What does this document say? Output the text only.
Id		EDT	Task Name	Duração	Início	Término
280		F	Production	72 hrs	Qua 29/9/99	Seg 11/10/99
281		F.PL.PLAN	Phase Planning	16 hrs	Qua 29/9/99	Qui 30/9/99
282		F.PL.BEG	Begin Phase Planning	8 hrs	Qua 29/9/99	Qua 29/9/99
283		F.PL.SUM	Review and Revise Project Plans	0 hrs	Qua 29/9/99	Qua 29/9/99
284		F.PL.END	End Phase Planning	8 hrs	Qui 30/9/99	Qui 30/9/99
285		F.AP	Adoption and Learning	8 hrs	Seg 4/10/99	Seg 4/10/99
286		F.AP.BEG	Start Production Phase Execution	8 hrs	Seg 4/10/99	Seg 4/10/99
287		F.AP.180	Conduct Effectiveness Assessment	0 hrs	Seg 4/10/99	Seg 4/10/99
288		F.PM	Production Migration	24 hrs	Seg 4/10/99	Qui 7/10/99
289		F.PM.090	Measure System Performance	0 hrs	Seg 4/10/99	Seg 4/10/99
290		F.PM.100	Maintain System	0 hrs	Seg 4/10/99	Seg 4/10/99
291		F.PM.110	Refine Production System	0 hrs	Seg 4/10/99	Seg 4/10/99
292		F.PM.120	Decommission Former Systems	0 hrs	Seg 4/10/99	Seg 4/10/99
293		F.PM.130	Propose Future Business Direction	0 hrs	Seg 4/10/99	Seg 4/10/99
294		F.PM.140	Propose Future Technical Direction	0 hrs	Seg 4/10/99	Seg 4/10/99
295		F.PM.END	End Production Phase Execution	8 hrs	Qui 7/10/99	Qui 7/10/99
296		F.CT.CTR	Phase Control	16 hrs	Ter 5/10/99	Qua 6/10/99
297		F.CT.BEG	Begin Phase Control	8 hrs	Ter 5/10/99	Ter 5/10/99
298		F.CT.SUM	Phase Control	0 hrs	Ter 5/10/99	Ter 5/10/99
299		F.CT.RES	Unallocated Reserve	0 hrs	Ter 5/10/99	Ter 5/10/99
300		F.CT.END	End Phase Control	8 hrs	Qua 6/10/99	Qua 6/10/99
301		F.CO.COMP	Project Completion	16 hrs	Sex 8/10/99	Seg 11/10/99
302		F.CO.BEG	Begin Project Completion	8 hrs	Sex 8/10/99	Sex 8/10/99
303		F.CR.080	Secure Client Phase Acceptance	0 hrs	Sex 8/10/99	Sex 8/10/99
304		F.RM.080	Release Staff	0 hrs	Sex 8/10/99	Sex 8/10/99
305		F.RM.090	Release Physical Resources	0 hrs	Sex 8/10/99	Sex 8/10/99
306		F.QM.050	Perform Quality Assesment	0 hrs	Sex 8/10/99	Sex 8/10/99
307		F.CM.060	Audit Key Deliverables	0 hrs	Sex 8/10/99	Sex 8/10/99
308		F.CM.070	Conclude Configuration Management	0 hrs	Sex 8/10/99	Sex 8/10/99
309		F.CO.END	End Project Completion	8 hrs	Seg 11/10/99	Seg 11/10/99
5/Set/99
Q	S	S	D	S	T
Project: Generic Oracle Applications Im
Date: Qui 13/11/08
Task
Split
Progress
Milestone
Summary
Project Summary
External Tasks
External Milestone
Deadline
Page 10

_ _ _

## Instructions for the task
Find the lines holding "Project" and list every one.

## Response
283		F.PL.SUM	Review and Revise Project Plans	0 hrs	Qua 29/9/99	Qua 29/9/99
301		F.CO.COMP	Project Completion	16 hrs	Sex 8/10/99	Seg 11/10/99
302		F.CO.BEG	Begin Project Completion	8 hrs	Sex 8/10/99	Sex 8/10/99
309		F.CO.END	End Project Completion	8 hrs	Seg 11/10/99	Seg 11/10/99
Project: Generic Oracle Applications Im
Project Summary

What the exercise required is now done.